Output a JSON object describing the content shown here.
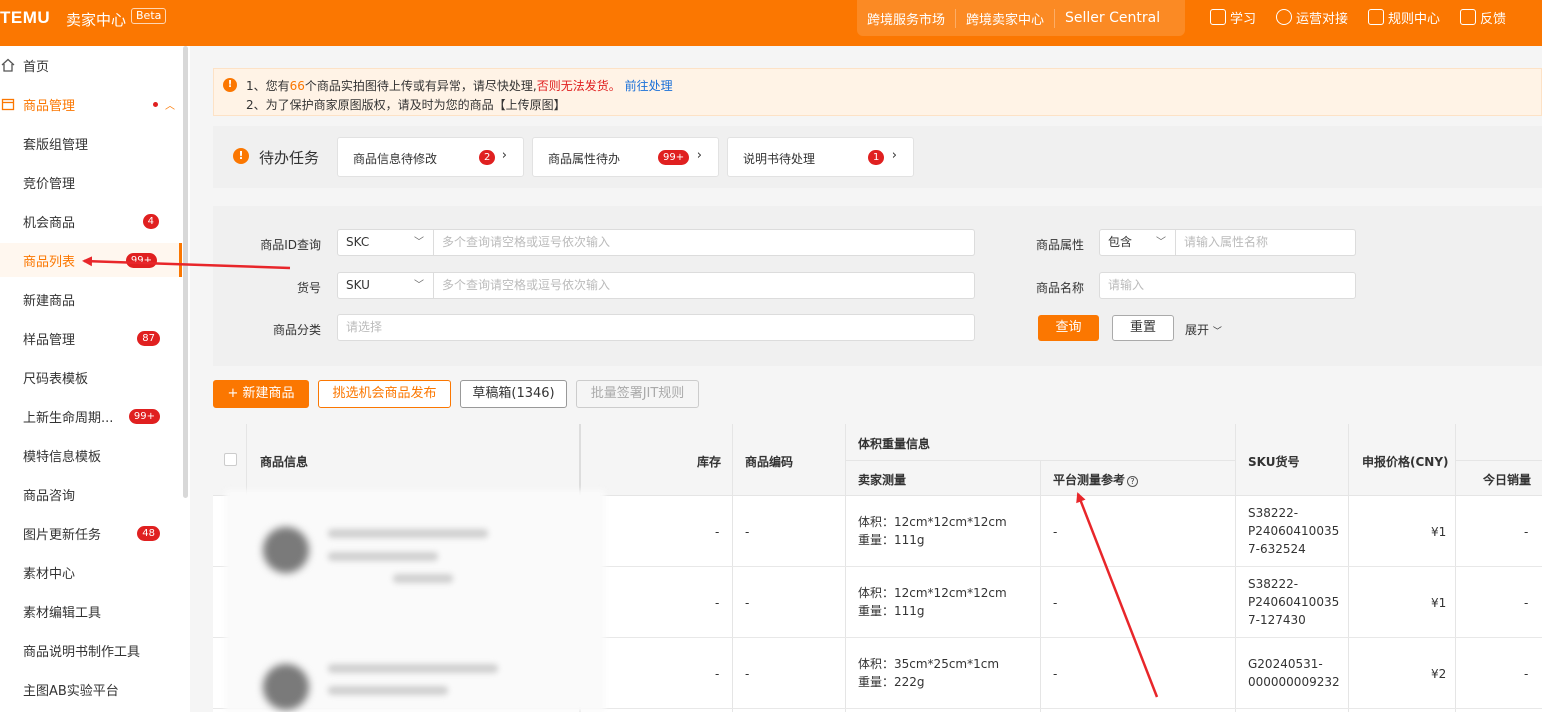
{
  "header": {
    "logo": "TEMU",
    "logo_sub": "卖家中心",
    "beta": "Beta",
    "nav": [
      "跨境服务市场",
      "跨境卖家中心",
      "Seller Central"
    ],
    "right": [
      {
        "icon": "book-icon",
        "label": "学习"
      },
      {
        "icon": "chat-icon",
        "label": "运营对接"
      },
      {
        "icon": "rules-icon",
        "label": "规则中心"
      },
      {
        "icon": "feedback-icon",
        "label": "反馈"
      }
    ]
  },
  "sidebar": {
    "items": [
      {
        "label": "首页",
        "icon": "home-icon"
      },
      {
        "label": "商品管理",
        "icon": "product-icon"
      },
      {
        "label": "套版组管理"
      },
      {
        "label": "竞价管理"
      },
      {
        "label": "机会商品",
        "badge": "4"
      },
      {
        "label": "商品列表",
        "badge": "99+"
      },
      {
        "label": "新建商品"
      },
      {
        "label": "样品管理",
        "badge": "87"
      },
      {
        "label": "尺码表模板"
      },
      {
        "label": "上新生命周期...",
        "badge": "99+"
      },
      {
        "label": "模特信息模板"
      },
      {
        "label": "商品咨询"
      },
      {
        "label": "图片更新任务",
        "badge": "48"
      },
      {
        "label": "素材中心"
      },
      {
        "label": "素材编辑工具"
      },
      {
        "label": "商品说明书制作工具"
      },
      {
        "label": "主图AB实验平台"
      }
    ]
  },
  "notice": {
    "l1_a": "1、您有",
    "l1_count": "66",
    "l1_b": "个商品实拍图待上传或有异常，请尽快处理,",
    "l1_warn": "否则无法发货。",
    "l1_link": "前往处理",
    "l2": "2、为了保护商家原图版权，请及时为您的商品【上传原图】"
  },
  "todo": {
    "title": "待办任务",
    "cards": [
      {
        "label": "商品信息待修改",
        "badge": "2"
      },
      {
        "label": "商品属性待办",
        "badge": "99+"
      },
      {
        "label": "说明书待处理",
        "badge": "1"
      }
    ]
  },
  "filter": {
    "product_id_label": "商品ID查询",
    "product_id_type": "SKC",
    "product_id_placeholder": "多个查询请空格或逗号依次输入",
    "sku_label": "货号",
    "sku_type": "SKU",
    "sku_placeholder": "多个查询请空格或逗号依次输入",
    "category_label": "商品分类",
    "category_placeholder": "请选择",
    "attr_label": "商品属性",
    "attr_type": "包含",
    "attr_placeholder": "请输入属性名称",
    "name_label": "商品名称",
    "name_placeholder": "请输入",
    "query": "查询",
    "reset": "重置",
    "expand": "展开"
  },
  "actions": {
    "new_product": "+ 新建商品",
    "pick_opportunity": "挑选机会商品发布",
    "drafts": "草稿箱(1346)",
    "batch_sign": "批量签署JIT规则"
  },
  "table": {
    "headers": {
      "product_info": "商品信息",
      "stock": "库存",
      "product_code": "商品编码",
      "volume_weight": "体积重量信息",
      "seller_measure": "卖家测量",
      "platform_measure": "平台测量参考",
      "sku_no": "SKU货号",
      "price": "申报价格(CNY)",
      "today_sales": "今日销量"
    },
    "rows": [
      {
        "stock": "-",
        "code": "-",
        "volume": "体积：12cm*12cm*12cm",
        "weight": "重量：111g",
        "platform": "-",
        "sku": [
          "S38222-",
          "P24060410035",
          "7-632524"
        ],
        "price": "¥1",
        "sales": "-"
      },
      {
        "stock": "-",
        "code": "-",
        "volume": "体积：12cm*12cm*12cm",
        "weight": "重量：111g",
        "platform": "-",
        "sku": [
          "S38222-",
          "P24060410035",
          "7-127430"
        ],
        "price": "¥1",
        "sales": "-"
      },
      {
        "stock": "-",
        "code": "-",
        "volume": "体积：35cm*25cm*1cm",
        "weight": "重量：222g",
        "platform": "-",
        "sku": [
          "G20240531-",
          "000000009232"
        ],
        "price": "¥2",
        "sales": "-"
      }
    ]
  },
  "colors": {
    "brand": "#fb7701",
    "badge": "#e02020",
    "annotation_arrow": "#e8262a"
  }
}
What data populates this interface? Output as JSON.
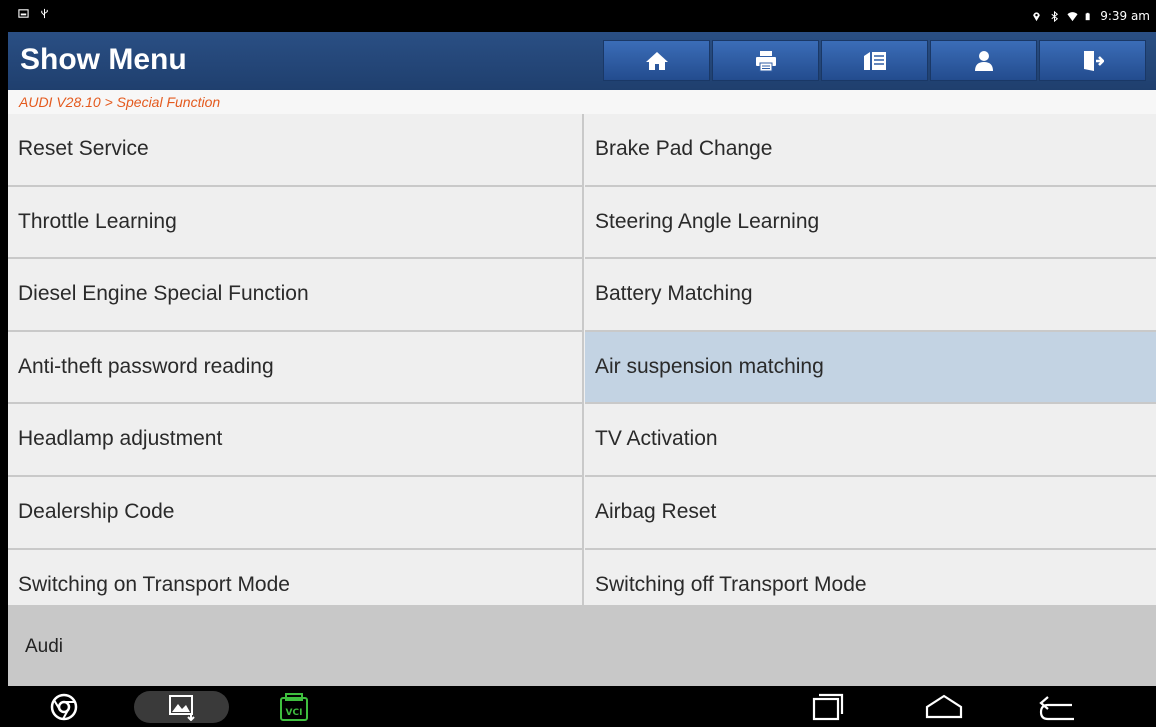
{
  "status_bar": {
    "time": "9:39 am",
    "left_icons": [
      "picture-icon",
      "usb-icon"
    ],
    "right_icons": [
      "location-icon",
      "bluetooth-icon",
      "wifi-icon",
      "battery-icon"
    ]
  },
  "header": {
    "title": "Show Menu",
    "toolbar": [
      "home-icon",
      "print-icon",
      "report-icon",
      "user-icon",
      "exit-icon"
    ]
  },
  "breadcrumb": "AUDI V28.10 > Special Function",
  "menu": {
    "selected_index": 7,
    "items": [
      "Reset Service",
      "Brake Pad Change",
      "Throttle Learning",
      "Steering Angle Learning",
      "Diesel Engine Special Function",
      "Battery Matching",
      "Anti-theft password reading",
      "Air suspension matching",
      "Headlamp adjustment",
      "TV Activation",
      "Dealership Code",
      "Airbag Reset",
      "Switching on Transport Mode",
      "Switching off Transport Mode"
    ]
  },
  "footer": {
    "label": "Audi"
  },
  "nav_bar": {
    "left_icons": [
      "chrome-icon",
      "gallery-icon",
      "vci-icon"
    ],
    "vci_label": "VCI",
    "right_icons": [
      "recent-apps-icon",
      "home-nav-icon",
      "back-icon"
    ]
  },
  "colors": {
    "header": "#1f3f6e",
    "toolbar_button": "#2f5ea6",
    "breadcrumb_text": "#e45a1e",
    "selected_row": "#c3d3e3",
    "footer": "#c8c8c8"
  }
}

## SHORT PROBLEM
Copy out each line of the listing that holds "Mode".

## ANSWER TO THIS TASK
      "Switching on Transport Mode",
      "Switching off Transport Mode"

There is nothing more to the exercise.